EXERCISE: Sift the material for lines containing "reais", and return them.
──────────
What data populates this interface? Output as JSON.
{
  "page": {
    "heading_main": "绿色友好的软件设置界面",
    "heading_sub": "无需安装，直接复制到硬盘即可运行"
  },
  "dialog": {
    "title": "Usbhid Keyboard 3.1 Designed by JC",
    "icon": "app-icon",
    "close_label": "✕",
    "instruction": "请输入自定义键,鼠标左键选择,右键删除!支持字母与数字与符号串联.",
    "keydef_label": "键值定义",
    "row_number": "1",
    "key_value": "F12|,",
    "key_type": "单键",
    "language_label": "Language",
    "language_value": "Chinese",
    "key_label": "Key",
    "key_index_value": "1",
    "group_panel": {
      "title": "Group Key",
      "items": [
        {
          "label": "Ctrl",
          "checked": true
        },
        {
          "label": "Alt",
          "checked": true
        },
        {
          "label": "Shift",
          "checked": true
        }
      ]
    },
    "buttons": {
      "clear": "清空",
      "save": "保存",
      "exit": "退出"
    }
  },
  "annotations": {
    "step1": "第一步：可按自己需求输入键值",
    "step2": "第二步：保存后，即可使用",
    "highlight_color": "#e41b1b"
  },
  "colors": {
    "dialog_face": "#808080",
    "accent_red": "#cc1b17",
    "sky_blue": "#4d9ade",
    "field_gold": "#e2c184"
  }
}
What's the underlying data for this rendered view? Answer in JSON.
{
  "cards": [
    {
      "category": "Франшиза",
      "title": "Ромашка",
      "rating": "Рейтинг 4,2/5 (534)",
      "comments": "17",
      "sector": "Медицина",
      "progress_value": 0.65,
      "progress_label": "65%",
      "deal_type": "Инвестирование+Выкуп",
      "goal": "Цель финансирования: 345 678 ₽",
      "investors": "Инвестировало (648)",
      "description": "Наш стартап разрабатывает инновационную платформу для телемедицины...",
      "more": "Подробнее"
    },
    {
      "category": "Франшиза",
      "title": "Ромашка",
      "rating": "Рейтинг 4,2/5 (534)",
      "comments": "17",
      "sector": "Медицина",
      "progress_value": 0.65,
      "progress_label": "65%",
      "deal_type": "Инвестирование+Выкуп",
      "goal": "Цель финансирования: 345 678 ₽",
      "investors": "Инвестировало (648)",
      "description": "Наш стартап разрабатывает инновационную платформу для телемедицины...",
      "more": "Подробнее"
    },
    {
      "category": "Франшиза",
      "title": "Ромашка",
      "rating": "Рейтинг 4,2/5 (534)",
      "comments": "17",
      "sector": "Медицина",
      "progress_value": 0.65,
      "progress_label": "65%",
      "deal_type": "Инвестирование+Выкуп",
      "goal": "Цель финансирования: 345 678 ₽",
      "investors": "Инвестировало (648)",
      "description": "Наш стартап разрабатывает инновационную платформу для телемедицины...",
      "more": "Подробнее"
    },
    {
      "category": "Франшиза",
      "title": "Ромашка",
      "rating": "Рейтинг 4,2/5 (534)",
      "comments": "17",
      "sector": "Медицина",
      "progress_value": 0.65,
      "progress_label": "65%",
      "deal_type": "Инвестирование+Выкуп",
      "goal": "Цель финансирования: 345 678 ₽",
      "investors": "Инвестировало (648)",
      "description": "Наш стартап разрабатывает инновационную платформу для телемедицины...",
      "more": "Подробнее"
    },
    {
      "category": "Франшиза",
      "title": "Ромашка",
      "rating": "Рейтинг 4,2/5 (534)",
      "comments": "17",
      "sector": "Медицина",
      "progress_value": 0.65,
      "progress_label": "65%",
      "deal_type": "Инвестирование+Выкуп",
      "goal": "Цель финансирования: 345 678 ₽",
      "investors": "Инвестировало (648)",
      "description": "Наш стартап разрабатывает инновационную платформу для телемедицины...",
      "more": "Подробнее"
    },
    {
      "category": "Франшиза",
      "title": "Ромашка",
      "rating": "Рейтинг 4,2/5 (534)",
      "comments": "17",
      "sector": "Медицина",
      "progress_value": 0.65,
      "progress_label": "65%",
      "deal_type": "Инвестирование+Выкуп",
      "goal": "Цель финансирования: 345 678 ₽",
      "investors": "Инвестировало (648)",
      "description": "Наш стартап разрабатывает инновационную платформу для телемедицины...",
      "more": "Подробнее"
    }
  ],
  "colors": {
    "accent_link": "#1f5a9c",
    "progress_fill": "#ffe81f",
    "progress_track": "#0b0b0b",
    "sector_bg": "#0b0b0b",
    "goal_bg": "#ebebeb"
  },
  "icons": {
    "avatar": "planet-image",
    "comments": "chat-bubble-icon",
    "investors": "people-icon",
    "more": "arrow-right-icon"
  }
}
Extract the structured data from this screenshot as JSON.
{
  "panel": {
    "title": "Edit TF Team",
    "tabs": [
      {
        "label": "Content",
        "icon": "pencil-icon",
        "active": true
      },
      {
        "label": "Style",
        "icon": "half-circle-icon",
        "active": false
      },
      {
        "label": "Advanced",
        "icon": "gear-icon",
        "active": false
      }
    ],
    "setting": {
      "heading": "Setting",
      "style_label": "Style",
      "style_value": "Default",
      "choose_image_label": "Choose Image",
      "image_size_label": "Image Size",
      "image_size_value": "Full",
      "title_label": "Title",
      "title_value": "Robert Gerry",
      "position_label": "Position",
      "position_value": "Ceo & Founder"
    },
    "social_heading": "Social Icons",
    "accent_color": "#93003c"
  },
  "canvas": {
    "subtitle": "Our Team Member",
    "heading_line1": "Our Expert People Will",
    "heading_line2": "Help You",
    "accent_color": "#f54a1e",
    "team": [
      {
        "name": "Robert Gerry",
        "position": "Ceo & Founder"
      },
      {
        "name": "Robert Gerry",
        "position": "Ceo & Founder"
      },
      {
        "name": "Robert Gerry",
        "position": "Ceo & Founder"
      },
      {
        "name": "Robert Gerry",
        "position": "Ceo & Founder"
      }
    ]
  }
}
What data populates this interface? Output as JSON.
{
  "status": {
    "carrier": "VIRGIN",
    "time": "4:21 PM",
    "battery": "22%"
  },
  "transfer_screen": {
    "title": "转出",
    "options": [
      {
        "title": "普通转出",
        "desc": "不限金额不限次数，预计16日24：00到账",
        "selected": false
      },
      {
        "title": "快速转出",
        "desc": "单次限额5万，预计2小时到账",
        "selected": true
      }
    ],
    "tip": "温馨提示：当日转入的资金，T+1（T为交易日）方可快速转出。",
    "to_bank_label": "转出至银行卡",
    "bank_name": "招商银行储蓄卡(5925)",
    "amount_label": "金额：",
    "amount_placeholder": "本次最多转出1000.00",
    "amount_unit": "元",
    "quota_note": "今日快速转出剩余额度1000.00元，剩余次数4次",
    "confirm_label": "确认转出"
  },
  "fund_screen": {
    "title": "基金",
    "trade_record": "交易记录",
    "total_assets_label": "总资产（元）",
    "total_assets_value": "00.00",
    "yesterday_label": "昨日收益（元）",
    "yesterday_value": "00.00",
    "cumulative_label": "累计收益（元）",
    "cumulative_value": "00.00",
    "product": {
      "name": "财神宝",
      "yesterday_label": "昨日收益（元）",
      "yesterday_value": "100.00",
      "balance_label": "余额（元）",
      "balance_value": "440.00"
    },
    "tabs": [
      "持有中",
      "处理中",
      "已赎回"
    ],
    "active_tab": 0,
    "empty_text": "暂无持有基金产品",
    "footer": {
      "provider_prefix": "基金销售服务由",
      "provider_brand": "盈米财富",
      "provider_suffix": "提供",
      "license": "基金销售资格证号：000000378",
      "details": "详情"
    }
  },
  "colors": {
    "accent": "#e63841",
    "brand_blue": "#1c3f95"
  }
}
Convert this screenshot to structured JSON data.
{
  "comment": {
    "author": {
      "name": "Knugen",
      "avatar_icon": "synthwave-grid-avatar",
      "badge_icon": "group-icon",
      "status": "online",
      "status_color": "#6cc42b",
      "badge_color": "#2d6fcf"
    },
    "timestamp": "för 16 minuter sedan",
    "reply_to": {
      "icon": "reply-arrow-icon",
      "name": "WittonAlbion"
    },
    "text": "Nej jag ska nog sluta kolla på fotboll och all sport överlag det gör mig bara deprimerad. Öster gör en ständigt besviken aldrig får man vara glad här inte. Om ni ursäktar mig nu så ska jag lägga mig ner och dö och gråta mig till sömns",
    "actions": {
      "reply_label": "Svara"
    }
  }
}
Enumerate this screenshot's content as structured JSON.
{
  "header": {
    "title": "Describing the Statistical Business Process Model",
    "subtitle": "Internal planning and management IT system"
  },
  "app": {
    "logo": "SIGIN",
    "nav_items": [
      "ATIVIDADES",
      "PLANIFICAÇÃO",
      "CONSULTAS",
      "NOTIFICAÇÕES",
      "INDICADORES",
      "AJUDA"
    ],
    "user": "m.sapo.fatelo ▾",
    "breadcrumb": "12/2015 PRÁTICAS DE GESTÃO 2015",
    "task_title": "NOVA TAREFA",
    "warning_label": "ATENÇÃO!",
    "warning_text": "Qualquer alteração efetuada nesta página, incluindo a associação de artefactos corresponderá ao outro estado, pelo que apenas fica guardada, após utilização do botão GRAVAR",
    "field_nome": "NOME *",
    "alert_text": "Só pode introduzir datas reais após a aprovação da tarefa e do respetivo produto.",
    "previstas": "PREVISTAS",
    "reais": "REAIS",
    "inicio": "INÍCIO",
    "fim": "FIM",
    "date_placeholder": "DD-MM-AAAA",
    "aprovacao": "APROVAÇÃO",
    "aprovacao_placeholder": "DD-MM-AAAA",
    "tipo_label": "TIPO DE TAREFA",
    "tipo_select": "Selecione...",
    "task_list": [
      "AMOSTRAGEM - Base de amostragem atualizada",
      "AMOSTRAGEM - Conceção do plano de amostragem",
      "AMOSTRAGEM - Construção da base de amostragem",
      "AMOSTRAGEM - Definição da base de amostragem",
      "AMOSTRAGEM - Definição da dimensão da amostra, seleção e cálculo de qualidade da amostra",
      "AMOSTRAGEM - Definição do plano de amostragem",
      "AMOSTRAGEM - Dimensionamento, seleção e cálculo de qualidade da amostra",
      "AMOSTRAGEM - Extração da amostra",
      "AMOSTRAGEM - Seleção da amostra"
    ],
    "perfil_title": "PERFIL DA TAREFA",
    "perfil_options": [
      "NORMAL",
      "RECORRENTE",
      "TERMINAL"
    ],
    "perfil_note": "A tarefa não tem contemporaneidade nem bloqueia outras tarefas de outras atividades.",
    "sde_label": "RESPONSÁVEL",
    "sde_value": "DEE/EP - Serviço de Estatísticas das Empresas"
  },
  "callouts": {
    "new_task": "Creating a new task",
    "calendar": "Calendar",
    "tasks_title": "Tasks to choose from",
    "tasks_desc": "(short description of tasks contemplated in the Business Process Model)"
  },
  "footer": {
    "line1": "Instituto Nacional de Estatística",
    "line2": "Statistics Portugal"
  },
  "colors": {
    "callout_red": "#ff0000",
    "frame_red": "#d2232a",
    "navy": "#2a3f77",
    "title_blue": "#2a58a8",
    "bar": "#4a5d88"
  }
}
──────────
COMPLETED TASK:
    "alert_text": "Só pode introduzir datas reais após a aprovação da tarefa e do respetivo produto.",
    "reais": "REAIS",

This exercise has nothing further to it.